Write out all entries word for word.

◆ ◆ ◆ ◆ ◆ ◆ ◆

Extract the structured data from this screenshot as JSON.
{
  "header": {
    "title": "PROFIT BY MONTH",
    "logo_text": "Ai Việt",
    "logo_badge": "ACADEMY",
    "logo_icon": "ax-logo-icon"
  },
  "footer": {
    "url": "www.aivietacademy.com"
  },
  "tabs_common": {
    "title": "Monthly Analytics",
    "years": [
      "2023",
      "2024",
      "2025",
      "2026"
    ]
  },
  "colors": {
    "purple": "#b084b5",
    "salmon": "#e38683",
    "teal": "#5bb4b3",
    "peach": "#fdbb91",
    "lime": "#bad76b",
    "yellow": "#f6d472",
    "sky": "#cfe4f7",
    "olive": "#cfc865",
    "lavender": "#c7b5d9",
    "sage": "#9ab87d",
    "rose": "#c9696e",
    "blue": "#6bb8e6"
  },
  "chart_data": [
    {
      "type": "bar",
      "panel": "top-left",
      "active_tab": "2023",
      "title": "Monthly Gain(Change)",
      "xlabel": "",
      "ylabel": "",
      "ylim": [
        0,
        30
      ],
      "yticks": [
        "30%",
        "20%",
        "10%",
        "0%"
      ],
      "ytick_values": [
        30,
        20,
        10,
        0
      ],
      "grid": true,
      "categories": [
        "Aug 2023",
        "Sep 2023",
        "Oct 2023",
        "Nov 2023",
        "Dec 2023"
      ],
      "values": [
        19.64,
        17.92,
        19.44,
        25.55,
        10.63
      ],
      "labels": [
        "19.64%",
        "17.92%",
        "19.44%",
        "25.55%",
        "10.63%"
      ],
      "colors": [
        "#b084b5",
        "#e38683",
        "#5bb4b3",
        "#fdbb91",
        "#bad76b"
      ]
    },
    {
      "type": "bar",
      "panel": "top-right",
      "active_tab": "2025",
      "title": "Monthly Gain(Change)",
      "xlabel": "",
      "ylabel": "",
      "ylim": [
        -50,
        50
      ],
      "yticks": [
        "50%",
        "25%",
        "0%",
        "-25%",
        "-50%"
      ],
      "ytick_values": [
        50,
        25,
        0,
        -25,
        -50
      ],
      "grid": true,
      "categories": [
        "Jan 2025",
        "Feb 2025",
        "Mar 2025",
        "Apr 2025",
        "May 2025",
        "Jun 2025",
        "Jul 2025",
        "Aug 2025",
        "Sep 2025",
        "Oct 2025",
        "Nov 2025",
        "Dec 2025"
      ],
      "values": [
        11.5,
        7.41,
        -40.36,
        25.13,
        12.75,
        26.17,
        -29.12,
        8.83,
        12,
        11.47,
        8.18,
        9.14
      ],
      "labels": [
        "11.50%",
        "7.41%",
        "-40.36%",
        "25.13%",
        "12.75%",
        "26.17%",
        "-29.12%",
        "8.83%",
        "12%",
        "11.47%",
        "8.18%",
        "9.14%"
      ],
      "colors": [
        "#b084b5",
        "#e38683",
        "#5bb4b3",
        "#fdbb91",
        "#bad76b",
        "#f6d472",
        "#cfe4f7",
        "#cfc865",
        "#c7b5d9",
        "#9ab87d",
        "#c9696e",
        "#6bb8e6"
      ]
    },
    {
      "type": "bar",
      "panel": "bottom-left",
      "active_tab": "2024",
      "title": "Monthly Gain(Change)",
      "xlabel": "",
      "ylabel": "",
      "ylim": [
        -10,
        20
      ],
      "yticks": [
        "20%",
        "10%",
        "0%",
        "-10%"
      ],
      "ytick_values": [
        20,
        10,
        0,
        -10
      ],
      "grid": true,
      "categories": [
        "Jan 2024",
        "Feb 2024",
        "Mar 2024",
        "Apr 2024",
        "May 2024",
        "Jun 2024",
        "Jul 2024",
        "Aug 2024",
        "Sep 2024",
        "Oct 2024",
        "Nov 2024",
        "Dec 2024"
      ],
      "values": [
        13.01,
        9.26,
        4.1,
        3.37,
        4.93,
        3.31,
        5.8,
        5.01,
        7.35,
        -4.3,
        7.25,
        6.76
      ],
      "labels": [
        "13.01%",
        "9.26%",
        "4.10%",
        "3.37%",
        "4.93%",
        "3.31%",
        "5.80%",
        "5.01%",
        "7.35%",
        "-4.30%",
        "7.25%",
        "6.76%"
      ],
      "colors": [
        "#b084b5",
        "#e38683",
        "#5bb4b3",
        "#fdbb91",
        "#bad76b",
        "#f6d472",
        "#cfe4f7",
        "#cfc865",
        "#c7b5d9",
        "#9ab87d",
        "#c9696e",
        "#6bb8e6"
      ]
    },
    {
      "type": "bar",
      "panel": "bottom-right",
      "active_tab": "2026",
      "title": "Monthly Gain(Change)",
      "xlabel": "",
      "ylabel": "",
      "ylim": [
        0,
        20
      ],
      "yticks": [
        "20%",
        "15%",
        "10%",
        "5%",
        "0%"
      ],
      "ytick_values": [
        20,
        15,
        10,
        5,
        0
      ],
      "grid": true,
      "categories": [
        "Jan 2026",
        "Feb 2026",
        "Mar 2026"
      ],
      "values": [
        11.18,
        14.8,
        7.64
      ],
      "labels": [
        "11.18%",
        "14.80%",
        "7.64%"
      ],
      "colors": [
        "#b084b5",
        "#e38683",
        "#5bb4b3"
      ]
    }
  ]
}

◆ ◆ ◆ ◆ ◆ ◆ ◆

▶ _TASK OUTPUT_:
Extract the structured data from this screenshot as JSON.
{
  "header": {
    "title": "PROFIT BY MONTH",
    "logo_text": "Ai Việt",
    "logo_badge": "ACADEMY",
    "logo_icon": "ax-logo-icon"
  },
  "footer": {
    "url": "www.aivietacademy.com"
  },
  "tabs_common": {
    "title": "Monthly Analytics",
    "years": [
      "2023",
      "2024",
      "2025",
      "2026"
    ]
  },
  "colors": {
    "purple": "#b084b5",
    "salmon": "#e38683",
    "teal": "#5bb4b3",
    "peach": "#fdbb91",
    "lime": "#bad76b",
    "yellow": "#f6d472",
    "sky": "#cfe4f7",
    "olive": "#cfc865",
    "lavender": "#c7b5d9",
    "sage": "#9ab87d",
    "rose": "#c9696e",
    "blue": "#6bb8e6"
  },
  "chart_data": [
    {
      "type": "bar",
      "panel": "top-left",
      "active_tab": "2023",
      "title": "Monthly Gain(Change)",
      "xlabel": "",
      "ylabel": "",
      "ylim": [
        0,
        30
      ],
      "yticks": [
        "30%",
        "20%",
        "10%",
        "0%"
      ],
      "ytick_values": [
        30,
        20,
        10,
        0
      ],
      "grid": true,
      "categories": [
        "Aug 2023",
        "Sep 2023",
        "Oct 2023",
        "Nov 2023",
        "Dec 2023"
      ],
      "values": [
        19.64,
        17.92,
        19.44,
        25.55,
        10.63
      ],
      "labels": [
        "19.64%",
        "17.92%",
        "19.44%",
        "25.55%",
        "10.63%"
      ],
      "colors": [
        "#b084b5",
        "#e38683",
        "#5bb4b3",
        "#fdbb91",
        "#bad76b"
      ]
    },
    {
      "type": "bar",
      "panel": "top-right",
      "active_tab": "2025",
      "title": "Monthly Gain(Change)",
      "xlabel": "",
      "ylabel": "",
      "ylim": [
        -50,
        50
      ],
      "yticks": [
        "50%",
        "25%",
        "0%",
        "-25%",
        "-50%"
      ],
      "ytick_values": [
        50,
        25,
        0,
        -25,
        -50
      ],
      "grid": true,
      "categories": [
        "Jan 2025",
        "Feb 2025",
        "Mar 2025",
        "Apr 2025",
        "May 2025",
        "Jun 2025",
        "Jul 2025",
        "Aug 2025",
        "Sep 2025",
        "Oct 2025",
        "Nov 2025",
        "Dec 2025"
      ],
      "values": [
        11.5,
        7.41,
        -40.36,
        25.13,
        12.75,
        26.17,
        -29.12,
        8.83,
        12,
        11.47,
        8.18,
        9.14
      ],
      "labels": [
        "11.50%",
        "7.41%",
        "-40.36%",
        "25.13%",
        "12.75%",
        "26.17%",
        "-29.12%",
        "8.83%",
        "12%",
        "11.47%",
        "8.18%",
        "9.14%"
      ],
      "colors": [
        "#b084b5",
        "#e38683",
        "#5bb4b3",
        "#fdbb91",
        "#bad76b",
        "#f6d472",
        "#cfe4f7",
        "#cfc865",
        "#c7b5d9",
        "#9ab87d",
        "#c9696e",
        "#6bb8e6"
      ]
    },
    {
      "type": "bar",
      "panel": "bottom-left",
      "active_tab": "2024",
      "title": "Monthly Gain(Change)",
      "xlabel": "",
      "ylabel": "",
      "ylim": [
        -10,
        20
      ],
      "yticks": [
        "20%",
        "10%",
        "0%",
        "-10%"
      ],
      "ytick_values": [
        20,
        10,
        0,
        -10
      ],
      "grid": true,
      "categories": [
        "Jan 2024",
        "Feb 2024",
        "Mar 2024",
        "Apr 2024",
        "May 2024",
        "Jun 2024",
        "Jul 2024",
        "Aug 2024",
        "Sep 2024",
        "Oct 2024",
        "Nov 2024",
        "Dec 2024"
      ],
      "values": [
        13.01,
        9.26,
        4.1,
        3.37,
        4.93,
        3.31,
        5.8,
        5.01,
        7.35,
        -4.3,
        7.25,
        6.76
      ],
      "labels": [
        "13.01%",
        "9.26%",
        "4.10%",
        "3.37%",
        "4.93%",
        "3.31%",
        "5.80%",
        "5.01%",
        "7.35%",
        "-4.30%",
        "7.25%",
        "6.76%"
      ],
      "colors": [
        "#b084b5",
        "#e38683",
        "#5bb4b3",
        "#fdbb91",
        "#bad76b",
        "#f6d472",
        "#cfe4f7",
        "#cfc865",
        "#c7b5d9",
        "#9ab87d",
        "#c9696e",
        "#6bb8e6"
      ]
    },
    {
      "type": "bar",
      "panel": "bottom-right",
      "active_tab": "2026",
      "title": "Monthly Gain(Change)",
      "xlabel": "",
      "ylabel": "",
      "ylim": [
        0,
        20
      ],
      "yticks": [
        "20%",
        "15%",
        "10%",
        "5%",
        "0%"
      ],
      "ytick_values": [
        20,
        15,
        10,
        5,
        0
      ],
      "grid": true,
      "categories": [
        "Jan 2026",
        "Feb 2026",
        "Mar 2026"
      ],
      "values": [
        11.18,
        14.8,
        7.64
      ],
      "labels": [
        "11.18%",
        "14.80%",
        "7.64%"
      ],
      "colors": [
        "#b084b5",
        "#e38683",
        "#5bb4b3"
      ]
    }
  ]
}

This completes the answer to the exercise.